---- Exercise material
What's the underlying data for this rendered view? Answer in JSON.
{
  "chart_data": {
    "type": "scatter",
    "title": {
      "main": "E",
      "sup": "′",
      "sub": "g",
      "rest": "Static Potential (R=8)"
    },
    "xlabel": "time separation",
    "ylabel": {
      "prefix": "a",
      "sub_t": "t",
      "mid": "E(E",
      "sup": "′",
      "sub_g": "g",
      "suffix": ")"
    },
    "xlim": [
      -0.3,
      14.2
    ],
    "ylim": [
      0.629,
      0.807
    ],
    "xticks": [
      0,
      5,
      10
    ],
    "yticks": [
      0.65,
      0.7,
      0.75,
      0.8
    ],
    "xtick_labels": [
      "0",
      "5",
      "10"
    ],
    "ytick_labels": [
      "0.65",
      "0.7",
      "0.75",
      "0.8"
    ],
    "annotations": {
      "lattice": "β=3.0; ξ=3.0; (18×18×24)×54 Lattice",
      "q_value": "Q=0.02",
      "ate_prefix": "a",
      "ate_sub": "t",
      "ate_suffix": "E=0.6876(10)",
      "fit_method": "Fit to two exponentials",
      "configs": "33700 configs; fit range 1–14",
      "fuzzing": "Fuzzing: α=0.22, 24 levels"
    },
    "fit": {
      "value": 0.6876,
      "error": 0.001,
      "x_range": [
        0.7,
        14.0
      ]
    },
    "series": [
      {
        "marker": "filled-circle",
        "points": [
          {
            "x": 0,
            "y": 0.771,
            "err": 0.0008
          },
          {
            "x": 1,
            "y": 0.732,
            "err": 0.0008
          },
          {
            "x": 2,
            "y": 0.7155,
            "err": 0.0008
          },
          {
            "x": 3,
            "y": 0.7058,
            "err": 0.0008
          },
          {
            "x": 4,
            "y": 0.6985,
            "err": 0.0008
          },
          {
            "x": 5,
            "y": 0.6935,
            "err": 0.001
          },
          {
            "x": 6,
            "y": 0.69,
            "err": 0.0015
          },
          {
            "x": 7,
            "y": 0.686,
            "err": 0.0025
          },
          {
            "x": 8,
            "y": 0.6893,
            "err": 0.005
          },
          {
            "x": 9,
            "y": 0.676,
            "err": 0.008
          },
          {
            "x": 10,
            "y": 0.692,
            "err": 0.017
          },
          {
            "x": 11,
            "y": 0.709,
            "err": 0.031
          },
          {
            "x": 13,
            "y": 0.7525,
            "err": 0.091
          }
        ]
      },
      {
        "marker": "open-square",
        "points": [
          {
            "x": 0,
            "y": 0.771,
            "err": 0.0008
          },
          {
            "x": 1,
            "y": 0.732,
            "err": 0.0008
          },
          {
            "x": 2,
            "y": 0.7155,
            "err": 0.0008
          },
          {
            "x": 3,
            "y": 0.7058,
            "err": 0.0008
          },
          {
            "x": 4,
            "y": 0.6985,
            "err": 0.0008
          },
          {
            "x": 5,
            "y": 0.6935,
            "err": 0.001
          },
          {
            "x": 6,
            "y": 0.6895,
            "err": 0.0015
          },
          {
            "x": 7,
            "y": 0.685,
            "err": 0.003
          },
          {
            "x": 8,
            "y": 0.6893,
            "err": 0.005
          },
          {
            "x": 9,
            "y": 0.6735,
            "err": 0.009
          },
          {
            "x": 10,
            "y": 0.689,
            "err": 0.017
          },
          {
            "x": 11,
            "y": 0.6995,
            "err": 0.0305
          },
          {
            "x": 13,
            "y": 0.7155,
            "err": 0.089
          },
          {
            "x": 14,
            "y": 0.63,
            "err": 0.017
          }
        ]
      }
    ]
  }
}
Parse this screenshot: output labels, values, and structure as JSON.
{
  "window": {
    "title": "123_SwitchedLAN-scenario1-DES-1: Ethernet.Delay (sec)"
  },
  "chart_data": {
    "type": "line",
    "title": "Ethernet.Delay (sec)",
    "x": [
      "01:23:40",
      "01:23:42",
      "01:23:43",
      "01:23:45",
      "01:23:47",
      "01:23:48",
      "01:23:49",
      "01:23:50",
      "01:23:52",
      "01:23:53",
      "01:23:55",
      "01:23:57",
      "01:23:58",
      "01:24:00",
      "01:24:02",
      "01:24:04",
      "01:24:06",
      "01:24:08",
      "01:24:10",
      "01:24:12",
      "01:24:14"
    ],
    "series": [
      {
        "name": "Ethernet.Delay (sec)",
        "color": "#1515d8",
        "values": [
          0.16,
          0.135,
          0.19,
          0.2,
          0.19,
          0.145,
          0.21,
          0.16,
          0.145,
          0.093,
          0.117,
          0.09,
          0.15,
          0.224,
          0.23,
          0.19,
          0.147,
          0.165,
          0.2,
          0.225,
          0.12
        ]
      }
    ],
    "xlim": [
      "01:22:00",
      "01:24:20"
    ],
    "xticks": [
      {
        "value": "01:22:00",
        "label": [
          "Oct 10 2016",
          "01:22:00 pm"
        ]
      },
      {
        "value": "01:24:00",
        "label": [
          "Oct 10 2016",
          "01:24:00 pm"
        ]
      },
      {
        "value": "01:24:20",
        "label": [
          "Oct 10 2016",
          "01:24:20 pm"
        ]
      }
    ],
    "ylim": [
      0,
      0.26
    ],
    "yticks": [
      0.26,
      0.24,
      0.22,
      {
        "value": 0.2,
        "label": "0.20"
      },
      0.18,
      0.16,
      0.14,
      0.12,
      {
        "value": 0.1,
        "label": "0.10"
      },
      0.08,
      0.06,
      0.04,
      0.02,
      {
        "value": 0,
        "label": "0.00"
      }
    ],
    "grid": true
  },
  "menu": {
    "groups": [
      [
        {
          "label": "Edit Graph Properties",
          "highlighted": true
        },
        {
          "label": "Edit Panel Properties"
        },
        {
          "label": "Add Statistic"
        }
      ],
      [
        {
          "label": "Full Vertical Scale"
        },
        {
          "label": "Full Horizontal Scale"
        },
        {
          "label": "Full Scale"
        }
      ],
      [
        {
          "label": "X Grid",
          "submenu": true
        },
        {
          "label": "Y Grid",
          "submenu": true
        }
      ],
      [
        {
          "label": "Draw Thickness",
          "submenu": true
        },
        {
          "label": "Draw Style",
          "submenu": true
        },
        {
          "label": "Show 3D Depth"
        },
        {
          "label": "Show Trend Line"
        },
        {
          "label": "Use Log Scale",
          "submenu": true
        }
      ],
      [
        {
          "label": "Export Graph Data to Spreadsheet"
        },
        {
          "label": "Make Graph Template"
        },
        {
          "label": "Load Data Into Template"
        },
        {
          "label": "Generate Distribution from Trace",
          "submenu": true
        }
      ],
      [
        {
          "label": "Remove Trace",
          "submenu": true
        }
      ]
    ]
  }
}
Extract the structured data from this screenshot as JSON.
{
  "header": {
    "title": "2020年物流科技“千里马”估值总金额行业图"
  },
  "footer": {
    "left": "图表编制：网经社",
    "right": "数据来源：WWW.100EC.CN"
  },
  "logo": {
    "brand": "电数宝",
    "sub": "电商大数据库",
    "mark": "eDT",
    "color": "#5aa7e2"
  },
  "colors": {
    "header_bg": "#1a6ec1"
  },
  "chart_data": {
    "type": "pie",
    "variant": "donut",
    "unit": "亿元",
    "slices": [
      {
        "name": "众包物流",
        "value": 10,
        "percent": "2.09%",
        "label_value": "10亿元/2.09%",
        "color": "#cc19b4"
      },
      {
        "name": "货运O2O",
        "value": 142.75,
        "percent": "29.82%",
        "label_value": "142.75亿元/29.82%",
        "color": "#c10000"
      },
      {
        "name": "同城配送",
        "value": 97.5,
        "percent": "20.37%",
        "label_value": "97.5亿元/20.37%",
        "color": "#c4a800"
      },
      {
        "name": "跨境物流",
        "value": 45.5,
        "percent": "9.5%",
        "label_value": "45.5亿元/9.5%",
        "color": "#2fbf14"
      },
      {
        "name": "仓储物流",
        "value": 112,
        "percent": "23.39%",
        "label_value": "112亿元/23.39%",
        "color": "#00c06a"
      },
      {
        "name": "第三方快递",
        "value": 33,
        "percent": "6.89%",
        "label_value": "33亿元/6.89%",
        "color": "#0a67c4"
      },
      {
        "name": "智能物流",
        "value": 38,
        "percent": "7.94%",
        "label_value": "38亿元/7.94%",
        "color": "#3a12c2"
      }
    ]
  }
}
--------
• [Description of the task]: State how many lines in the records above contain the word "Ethernet", and give only that number.

• [Solution]: 3